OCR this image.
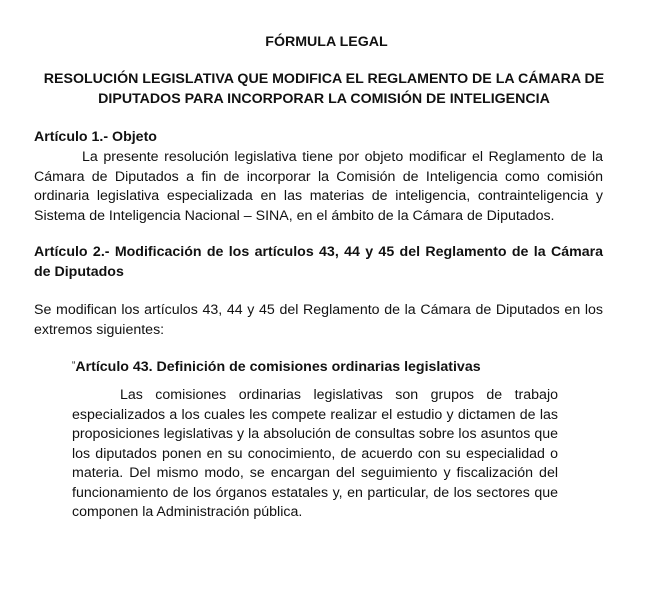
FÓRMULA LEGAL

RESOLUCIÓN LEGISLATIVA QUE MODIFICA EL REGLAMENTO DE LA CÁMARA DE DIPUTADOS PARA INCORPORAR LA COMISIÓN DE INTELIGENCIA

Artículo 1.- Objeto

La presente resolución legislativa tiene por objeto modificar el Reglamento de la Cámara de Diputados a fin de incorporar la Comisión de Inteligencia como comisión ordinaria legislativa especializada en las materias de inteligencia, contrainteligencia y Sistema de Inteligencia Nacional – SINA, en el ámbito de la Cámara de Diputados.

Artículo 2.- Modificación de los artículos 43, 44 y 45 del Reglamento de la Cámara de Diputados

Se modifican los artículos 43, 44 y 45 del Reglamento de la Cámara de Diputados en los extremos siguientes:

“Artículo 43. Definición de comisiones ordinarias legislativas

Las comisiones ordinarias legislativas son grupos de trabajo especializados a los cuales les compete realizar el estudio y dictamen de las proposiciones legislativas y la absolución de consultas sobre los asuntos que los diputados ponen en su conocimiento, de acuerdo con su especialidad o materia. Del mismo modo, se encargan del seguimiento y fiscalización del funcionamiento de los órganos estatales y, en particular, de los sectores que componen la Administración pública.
------
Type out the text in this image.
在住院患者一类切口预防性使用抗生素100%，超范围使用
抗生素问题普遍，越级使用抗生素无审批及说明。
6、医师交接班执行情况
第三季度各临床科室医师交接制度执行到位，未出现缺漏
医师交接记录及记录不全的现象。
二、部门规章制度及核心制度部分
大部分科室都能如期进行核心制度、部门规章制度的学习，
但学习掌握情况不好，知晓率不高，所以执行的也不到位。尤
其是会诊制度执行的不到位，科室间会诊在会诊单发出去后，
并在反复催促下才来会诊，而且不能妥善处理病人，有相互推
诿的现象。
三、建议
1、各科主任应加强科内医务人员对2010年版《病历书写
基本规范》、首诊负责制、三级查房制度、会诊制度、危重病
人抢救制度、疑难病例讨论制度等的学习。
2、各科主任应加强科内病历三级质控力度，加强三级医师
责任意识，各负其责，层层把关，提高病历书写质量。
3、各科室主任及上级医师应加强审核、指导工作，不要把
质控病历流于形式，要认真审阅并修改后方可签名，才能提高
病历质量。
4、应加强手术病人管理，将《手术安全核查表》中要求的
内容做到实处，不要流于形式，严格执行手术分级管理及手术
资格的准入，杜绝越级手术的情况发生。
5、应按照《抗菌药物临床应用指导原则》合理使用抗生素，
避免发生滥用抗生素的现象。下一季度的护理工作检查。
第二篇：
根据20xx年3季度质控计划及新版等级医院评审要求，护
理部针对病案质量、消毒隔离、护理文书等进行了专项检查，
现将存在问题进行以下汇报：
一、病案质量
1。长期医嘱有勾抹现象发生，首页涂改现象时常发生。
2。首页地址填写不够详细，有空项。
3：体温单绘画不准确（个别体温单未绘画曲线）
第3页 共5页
------
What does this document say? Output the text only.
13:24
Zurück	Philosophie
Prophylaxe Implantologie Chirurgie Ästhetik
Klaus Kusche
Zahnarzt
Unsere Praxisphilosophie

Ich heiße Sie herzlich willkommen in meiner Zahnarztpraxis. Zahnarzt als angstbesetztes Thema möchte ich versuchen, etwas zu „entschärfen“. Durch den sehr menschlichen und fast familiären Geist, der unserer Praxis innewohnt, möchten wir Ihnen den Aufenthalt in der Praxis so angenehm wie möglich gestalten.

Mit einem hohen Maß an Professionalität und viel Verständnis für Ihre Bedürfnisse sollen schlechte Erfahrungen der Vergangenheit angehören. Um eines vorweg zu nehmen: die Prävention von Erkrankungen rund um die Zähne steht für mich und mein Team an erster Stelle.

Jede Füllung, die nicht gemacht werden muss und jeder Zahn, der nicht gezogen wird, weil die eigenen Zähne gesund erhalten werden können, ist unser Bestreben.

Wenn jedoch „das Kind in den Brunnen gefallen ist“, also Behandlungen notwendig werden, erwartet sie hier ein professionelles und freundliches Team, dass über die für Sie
------
WHAT IS NEEDED:
Report how many lines of the data contain the word "werden", using the number alone.

RESULT OF THE TASK:
2